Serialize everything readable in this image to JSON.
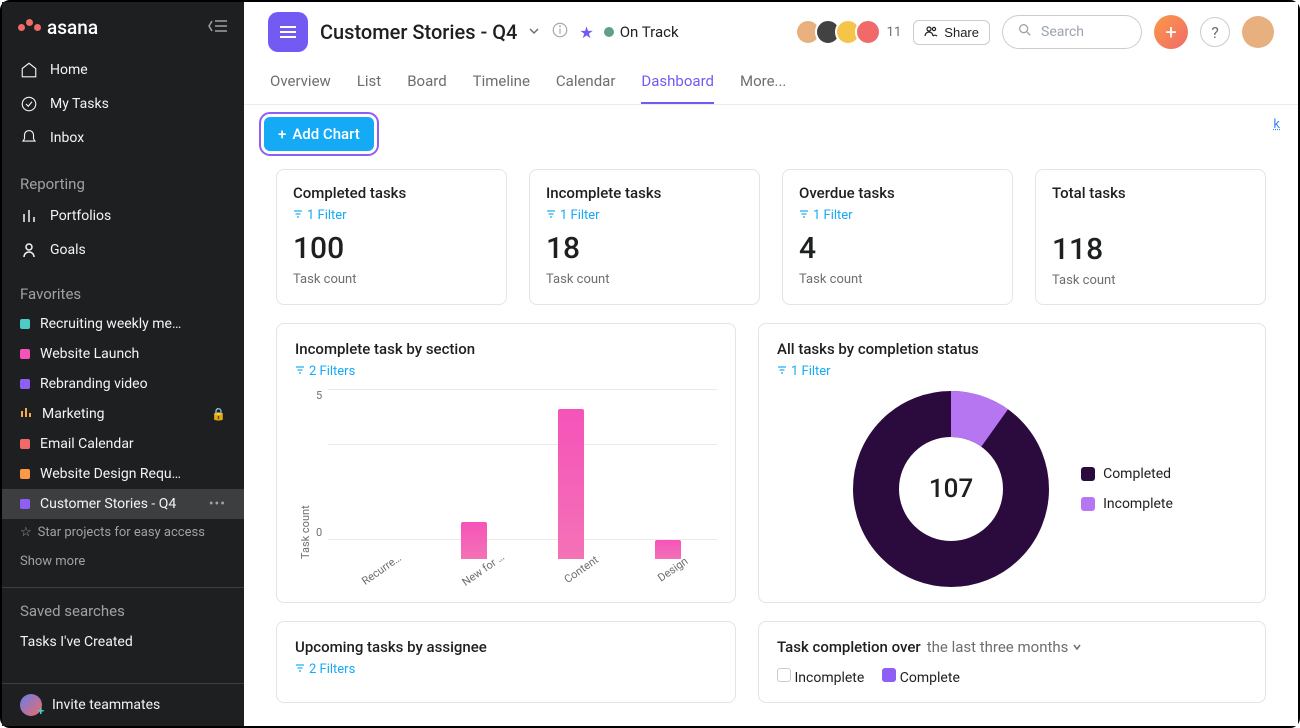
{
  "brand": "asana",
  "sidebar": {
    "nav": {
      "home": "Home",
      "my_tasks": "My Tasks",
      "inbox": "Inbox"
    },
    "reporting_heading": "Reporting",
    "reporting": {
      "portfolios": "Portfolios",
      "goals": "Goals"
    },
    "favorites_heading": "Favorites",
    "favorites": [
      {
        "label": "Recruiting weekly me…",
        "color": "#4ecbc4"
      },
      {
        "label": "Website Launch",
        "color": "#f553b9"
      },
      {
        "label": "Rebranding video",
        "color": "#8e5ef5"
      },
      {
        "label": "Marketing",
        "color": "#f8a94a",
        "locked": true,
        "is_chart_icon": true
      },
      {
        "label": "Email Calendar",
        "color": "#f06a6a"
      },
      {
        "label": "Website Design Requ…",
        "color": "#fc9947"
      },
      {
        "label": "Customer Stories - Q4",
        "color": "#8e5ef5",
        "active": true,
        "more": true
      }
    ],
    "star_tip": "Star projects for easy access",
    "show_more": "Show more",
    "saved_heading": "Saved searches",
    "saved": {
      "tasks_created": "Tasks I've Created"
    },
    "invite": "Invite teammates"
  },
  "header": {
    "title": "Customer Stories - Q4",
    "status": "On Track",
    "member_overflow": "11",
    "share": "Share",
    "search_placeholder": "Search",
    "help": "?",
    "avatar_colors": [
      "#e8b07e",
      "#424242",
      "#f5c449",
      "#f06a6a"
    ]
  },
  "tabs": [
    "Overview",
    "List",
    "Board",
    "Timeline",
    "Calendar",
    "Dashboard",
    "More..."
  ],
  "active_tab": "Dashboard",
  "add_chart_label": "Add Chart",
  "corner_link": "k",
  "stats": [
    {
      "title": "Completed tasks",
      "filter": "1 Filter",
      "value": "100",
      "sub": "Task count"
    },
    {
      "title": "Incomplete tasks",
      "filter": "1 Filter",
      "value": "18",
      "sub": "Task count"
    },
    {
      "title": "Overdue tasks",
      "filter": "1 Filter",
      "value": "4",
      "sub": "Task count"
    },
    {
      "title": "Total tasks",
      "filter": "",
      "value": "118",
      "sub": "Task count"
    }
  ],
  "bar_chart": {
    "title": "Incomplete task by section",
    "filter": "2 Filters",
    "ylabel": "Task count",
    "ticks": [
      "5",
      "0"
    ],
    "categories": [
      "Recurre…",
      "New for …",
      "Content",
      "Design"
    ],
    "values": [
      0,
      2,
      8,
      1
    ],
    "max": 8
  },
  "donut_chart": {
    "title": "All tasks by completion status",
    "filter": "1 Filter",
    "center": "107",
    "legend": [
      {
        "label": "Completed",
        "color": "#2b0a3d"
      },
      {
        "label": "Incomplete",
        "color": "#b676f2"
      }
    ],
    "completed_fraction": 0.88
  },
  "upcoming_card": {
    "title": "Upcoming tasks by assignee",
    "filter": "2 Filters"
  },
  "completion_card": {
    "title": "Task completion over",
    "range": "the last three months",
    "legend_incomplete": "Incomplete",
    "legend_complete": "Complete"
  },
  "chart_data": [
    {
      "type": "bar",
      "title": "Incomplete task by section",
      "ylabel": "Task count",
      "ylim": [
        0,
        8
      ],
      "categories": [
        "Recurring",
        "New for Q4",
        "Content",
        "Design"
      ],
      "values": [
        0,
        2,
        8,
        1
      ]
    },
    {
      "type": "pie",
      "title": "All tasks by completion status",
      "series": [
        {
          "name": "Completed",
          "value": 94
        },
        {
          "name": "Incomplete",
          "value": 13
        }
      ],
      "center_label": 107
    },
    {
      "type": "table",
      "title": "Task summary counts",
      "rows": [
        {
          "label": "Completed tasks",
          "value": 100
        },
        {
          "label": "Incomplete tasks",
          "value": 18
        },
        {
          "label": "Overdue tasks",
          "value": 4
        },
        {
          "label": "Total tasks",
          "value": 118
        }
      ]
    }
  ]
}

········

Directive: Search the records above for the string "filter". Copy every line that contains it.

Response below:
      "filter": "1 Filter",
      "filter": "1 Filter",
      "filter": "1 Filter",
      "filter": "",
    "filter": "2 Filters",
    "filter": "1 Filter",
    "filter": "2 Filters"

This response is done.